(Saved entries)
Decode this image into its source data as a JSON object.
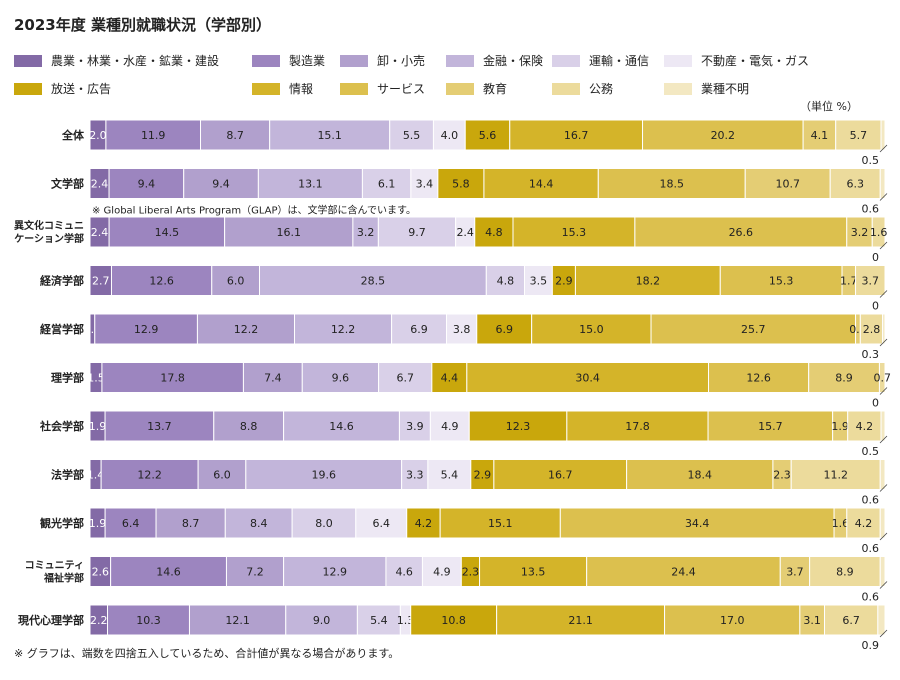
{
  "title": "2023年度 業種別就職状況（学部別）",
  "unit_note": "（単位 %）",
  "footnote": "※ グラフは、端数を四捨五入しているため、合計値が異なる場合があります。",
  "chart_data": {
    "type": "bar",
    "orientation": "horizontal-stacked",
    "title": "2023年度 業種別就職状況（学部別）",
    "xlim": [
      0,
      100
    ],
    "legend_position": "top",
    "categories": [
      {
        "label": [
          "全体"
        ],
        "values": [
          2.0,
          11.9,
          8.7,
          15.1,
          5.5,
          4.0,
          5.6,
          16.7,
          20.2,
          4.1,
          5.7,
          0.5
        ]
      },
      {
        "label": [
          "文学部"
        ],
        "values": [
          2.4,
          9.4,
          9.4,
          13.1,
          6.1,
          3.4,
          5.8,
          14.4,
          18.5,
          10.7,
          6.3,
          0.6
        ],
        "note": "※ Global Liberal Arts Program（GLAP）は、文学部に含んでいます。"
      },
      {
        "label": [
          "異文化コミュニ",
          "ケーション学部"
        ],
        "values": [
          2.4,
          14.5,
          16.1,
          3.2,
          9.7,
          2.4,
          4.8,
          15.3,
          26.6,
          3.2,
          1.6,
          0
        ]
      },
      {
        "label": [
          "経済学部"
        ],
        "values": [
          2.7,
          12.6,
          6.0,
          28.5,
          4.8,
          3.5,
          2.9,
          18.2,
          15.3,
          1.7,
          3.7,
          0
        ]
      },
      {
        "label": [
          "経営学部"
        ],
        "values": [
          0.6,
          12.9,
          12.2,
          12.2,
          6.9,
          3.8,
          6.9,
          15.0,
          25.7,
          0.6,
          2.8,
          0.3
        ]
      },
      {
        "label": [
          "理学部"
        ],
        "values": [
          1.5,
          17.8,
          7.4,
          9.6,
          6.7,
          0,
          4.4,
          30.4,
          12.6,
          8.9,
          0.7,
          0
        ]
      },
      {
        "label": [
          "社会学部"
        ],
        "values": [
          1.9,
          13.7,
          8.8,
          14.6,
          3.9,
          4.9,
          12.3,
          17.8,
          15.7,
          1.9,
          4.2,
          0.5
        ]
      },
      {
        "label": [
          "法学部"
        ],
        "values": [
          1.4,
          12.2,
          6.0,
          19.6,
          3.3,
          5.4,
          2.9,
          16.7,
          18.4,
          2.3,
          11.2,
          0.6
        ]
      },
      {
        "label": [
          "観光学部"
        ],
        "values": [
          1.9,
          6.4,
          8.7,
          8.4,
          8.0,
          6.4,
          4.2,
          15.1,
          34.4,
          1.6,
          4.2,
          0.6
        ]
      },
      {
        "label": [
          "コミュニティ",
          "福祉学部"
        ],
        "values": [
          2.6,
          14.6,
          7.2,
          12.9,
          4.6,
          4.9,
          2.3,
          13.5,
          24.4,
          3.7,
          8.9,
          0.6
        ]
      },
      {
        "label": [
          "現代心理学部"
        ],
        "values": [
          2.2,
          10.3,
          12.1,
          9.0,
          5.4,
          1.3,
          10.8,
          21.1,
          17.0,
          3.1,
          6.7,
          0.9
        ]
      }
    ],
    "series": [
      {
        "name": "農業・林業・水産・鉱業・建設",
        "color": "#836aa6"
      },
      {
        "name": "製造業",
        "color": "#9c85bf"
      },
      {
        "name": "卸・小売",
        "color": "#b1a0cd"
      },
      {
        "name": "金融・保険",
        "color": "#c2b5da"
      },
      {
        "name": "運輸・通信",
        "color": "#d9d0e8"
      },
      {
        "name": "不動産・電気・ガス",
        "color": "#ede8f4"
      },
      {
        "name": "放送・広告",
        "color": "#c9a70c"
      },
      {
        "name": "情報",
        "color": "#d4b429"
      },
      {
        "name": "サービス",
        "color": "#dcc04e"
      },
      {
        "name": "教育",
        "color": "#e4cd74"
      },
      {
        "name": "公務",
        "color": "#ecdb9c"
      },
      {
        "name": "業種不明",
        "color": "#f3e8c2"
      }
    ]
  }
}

==

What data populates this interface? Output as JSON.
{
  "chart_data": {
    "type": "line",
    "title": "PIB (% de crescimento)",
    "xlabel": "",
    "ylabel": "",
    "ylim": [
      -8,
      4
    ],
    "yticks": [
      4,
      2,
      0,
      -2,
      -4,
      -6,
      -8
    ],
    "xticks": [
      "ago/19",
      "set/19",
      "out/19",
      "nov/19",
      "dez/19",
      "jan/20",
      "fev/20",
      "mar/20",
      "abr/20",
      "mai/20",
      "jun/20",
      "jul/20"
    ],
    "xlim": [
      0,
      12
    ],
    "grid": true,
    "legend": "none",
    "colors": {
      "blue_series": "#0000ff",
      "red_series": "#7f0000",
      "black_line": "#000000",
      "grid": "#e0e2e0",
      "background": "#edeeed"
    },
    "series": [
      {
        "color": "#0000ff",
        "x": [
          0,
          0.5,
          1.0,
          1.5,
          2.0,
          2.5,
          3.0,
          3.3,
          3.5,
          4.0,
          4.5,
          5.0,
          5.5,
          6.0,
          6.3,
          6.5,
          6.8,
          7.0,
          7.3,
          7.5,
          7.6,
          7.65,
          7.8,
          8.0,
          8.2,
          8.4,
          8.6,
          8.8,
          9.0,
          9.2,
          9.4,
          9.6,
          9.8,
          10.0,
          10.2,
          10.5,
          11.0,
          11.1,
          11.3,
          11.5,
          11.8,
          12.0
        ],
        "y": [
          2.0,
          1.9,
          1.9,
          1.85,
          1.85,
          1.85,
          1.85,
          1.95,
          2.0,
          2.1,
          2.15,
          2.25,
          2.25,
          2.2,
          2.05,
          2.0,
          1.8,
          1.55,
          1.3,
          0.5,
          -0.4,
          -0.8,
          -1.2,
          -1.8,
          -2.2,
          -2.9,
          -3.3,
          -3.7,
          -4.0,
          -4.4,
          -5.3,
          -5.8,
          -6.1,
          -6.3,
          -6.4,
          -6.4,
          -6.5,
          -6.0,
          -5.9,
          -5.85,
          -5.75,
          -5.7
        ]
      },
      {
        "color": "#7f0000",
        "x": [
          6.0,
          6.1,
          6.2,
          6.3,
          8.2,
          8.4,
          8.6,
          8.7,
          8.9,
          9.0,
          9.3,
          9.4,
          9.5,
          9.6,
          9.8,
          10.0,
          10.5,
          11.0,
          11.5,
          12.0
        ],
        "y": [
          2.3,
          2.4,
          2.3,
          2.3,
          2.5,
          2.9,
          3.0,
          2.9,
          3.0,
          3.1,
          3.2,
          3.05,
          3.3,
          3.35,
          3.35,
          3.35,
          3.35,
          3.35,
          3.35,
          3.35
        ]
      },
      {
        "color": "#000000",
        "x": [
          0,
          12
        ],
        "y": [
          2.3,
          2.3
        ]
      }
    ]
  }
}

(Task instructions):
Pull out every line of the records that includes the string "this".

(Response below):
Decode this image into its source data as a JSON object.
What data populates this interface? Output as JSON.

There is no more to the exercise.